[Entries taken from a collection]
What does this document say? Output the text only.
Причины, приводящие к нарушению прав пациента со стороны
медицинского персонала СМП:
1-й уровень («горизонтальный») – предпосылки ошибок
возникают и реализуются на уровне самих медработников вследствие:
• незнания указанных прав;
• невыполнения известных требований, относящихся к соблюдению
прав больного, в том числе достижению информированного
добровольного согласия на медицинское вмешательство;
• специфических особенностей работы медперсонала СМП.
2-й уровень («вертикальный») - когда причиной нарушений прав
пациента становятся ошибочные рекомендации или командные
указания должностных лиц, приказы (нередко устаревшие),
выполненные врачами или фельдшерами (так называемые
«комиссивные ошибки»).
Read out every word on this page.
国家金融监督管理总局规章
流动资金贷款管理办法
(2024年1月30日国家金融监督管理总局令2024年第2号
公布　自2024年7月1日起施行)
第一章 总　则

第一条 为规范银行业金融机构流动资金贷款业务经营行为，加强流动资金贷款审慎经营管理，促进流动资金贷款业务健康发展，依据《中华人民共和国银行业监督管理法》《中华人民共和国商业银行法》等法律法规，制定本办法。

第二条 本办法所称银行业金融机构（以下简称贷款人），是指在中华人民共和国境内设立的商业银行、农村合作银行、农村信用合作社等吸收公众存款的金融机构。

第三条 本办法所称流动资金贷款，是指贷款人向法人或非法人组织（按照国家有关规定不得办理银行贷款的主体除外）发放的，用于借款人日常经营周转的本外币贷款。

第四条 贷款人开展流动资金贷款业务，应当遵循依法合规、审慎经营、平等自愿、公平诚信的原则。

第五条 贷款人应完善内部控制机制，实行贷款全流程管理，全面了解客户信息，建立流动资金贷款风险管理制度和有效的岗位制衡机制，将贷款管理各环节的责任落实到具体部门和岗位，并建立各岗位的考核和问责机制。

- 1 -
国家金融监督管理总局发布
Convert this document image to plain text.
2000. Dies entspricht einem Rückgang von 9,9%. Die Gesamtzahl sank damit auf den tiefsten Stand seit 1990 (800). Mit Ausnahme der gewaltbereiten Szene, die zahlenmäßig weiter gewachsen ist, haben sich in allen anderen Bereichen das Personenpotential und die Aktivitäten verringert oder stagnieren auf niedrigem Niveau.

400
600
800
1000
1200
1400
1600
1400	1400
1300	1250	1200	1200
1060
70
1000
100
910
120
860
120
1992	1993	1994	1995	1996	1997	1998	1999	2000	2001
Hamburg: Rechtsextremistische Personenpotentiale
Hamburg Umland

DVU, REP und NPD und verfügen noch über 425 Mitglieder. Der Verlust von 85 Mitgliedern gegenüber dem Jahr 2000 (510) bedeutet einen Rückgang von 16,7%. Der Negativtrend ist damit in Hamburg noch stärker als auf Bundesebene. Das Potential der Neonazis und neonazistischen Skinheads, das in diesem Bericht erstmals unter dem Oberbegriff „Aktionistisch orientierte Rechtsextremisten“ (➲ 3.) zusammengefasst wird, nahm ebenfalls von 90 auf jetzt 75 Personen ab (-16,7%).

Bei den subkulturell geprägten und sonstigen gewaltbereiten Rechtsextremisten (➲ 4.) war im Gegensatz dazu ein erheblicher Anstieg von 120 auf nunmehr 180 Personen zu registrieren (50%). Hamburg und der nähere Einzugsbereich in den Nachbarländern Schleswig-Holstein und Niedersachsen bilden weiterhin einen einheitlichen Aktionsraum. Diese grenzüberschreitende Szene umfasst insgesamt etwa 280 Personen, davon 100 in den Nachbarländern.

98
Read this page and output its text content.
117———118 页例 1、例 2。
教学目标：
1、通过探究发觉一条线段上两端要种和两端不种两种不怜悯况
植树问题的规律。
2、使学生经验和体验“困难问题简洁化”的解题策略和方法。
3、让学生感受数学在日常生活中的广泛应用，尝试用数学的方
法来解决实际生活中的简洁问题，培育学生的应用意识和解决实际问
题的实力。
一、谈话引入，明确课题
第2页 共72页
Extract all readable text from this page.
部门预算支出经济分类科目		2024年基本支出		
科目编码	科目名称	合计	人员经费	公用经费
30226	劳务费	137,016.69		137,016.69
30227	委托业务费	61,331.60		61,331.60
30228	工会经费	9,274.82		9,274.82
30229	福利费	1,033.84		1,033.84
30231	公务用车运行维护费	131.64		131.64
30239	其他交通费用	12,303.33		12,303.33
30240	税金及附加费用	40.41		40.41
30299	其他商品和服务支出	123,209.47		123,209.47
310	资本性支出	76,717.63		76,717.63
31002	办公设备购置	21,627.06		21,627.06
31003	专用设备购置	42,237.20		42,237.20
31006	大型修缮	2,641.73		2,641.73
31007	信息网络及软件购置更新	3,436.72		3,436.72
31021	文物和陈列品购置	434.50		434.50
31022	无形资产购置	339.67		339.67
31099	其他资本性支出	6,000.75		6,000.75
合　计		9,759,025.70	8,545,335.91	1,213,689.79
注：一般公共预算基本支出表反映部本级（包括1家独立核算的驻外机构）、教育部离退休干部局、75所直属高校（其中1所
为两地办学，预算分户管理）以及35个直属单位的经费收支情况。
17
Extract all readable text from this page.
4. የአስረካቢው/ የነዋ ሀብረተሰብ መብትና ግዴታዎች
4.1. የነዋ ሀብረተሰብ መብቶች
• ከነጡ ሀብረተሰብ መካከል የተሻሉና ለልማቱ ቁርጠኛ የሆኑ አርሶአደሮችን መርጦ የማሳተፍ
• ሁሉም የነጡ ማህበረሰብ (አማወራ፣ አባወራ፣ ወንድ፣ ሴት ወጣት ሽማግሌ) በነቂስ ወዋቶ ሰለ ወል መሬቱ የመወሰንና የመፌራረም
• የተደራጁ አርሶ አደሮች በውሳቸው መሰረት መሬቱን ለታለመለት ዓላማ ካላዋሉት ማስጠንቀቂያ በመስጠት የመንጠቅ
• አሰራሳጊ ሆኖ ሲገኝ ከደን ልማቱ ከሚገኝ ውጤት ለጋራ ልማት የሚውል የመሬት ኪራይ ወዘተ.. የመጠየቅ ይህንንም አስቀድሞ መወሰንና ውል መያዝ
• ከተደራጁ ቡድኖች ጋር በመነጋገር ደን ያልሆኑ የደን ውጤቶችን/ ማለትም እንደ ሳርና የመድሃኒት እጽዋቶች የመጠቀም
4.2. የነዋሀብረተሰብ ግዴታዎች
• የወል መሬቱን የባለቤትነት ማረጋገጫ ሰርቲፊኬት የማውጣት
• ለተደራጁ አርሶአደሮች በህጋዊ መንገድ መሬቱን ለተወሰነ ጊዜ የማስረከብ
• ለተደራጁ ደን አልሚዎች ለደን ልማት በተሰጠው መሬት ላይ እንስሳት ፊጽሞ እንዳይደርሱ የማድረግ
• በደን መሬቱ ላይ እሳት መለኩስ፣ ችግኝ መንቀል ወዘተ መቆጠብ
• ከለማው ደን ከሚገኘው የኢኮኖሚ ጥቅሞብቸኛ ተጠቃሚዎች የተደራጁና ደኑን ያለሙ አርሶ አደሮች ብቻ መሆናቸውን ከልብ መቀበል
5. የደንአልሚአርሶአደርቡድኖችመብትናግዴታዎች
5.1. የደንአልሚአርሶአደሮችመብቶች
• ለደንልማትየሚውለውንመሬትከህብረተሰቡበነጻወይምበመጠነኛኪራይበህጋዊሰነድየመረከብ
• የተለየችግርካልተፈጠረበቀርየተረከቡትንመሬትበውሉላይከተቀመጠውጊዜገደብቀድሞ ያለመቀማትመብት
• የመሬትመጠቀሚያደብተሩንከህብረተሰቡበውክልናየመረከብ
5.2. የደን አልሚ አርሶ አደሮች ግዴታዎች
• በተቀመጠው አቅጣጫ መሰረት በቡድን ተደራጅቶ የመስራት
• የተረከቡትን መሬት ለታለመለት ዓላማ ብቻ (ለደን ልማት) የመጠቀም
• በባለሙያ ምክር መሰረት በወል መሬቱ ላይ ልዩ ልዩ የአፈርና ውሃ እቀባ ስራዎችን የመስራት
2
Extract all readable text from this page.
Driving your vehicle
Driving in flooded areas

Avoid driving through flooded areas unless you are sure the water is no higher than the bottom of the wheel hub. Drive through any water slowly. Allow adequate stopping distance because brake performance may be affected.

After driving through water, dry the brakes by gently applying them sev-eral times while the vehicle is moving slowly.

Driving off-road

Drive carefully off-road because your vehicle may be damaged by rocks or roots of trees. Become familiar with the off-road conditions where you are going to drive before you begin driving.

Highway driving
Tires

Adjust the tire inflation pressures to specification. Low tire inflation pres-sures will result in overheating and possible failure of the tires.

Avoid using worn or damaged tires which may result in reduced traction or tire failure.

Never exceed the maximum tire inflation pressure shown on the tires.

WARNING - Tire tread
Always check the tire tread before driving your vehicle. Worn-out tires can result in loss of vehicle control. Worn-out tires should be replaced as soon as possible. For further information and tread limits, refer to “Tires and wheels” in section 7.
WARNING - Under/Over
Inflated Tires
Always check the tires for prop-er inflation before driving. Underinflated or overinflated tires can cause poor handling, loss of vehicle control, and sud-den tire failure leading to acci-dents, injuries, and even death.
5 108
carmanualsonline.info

■ Problem to solve:
Show every line that contains the word "Szene".

■ Exercise output:
2000. Dies entspricht einem Rückgang von 9,9%. Die Gesamtzahl sank damit auf den tiefsten Stand seit 1990 (800). Mit Ausnahme der gewaltbereiten Szene, die zahlenmäßig weiter gewachsen ist, haben sich in allen anderen Bereichen das Personenpotential und die Aktivitäten verringert oder stagnieren auf niedrigem Niveau.
Bei den subkulturell geprägten und sonstigen gewaltbereiten Rechtsextremisten (➲ 4.) war im Gegensatz dazu ein erheblicher Anstieg von 120 auf nunmehr 180 Personen zu registrieren (50%). Hamburg und der nähere Einzugsbereich in den Nachbarländern Schleswig-Holstein und Niedersachsen bilden weiterhin einen einheitlichen Aktionsraum. Diese grenzüberschreitende Szene umfasst insgesamt etwa 280 Personen, davon 100 in den Nachbarländern.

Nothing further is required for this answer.